--- GIVEN TASK ---
Each line of the listing must be transcribed exactly, except for the images, which should be excluded.

--- DATA EXCERPTS ---
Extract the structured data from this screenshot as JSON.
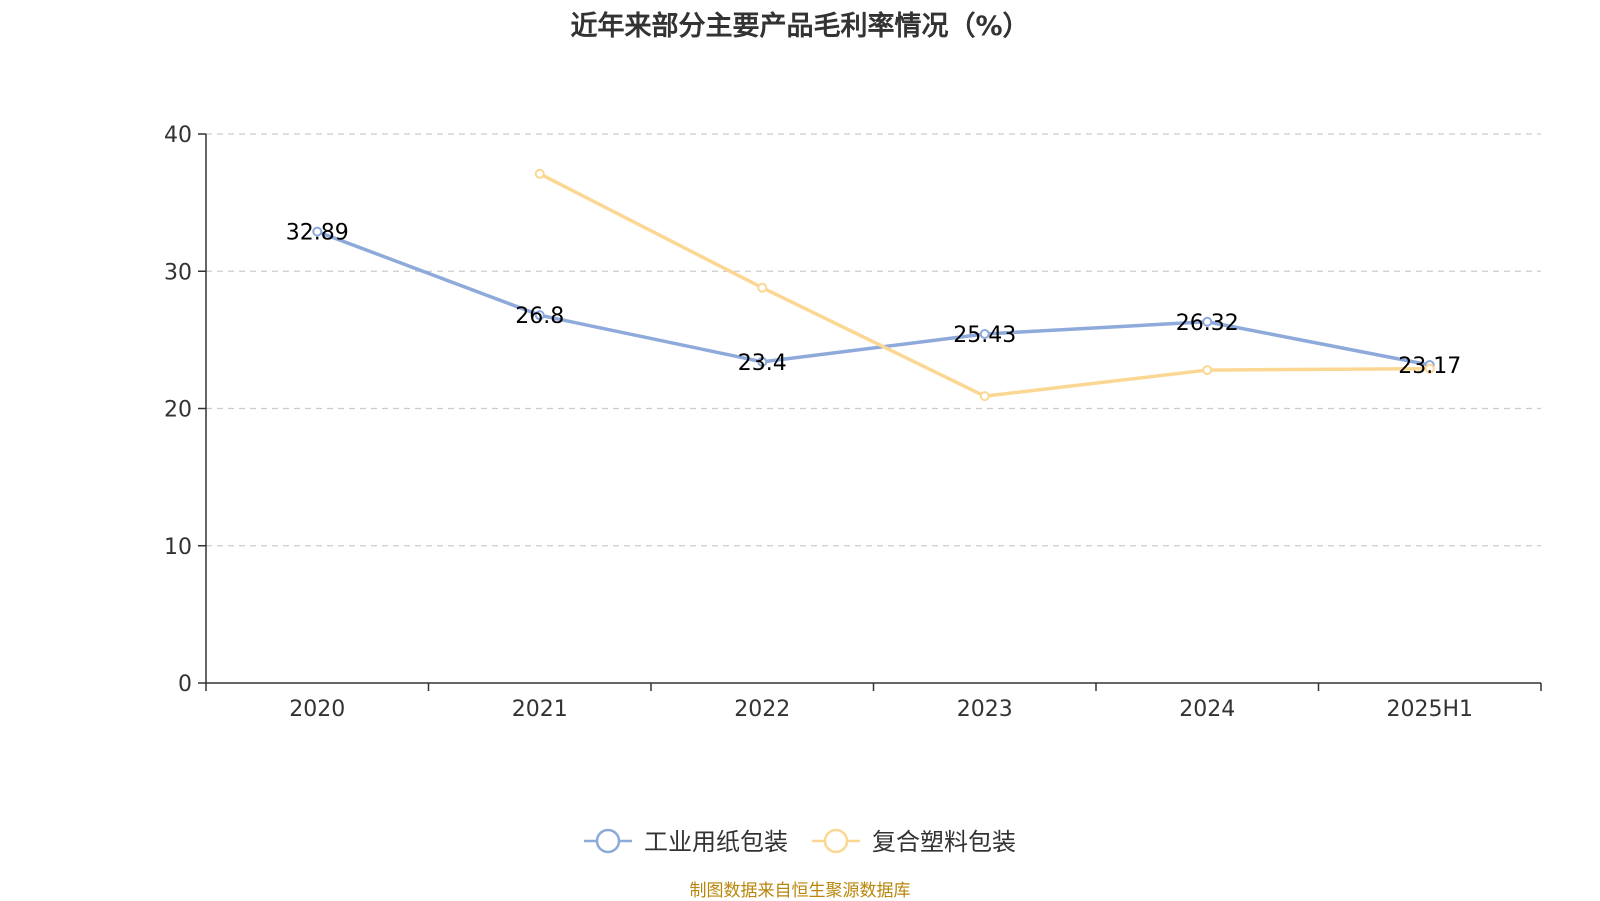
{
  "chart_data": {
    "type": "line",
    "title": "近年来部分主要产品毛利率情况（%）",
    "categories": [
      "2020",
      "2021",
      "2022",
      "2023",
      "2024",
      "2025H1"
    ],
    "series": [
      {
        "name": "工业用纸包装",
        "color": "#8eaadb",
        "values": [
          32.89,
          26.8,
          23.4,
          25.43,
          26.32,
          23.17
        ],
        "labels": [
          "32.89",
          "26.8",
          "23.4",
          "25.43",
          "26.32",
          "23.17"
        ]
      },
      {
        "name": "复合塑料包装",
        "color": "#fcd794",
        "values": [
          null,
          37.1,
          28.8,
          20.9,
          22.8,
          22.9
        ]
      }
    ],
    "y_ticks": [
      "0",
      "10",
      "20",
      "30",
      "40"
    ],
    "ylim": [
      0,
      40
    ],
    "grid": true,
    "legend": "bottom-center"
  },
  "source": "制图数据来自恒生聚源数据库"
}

--- TASK RESULT ---
Extract the structured data from this screenshot as JSON.
{
  "chart_data": {
    "type": "line",
    "title": "近年来部分主要产品毛利率情况（%）",
    "categories": [
      "2020",
      "2021",
      "2022",
      "2023",
      "2024",
      "2025H1"
    ],
    "series": [
      {
        "name": "工业用纸包装",
        "color": "#8eaadb",
        "values": [
          32.89,
          26.8,
          23.4,
          25.43,
          26.32,
          23.17
        ],
        "labels": [
          "32.89",
          "26.8",
          "23.4",
          "25.43",
          "26.32",
          "23.17"
        ]
      },
      {
        "name": "复合塑料包装",
        "color": "#fcd794",
        "values": [
          null,
          37.1,
          28.8,
          20.9,
          22.8,
          22.9
        ]
      }
    ],
    "y_ticks": [
      "0",
      "10",
      "20",
      "30",
      "40"
    ],
    "ylim": [
      0,
      40
    ],
    "grid": true,
    "legend": "bottom-center"
  },
  "source": "制图数据来自恒生聚源数据库"
}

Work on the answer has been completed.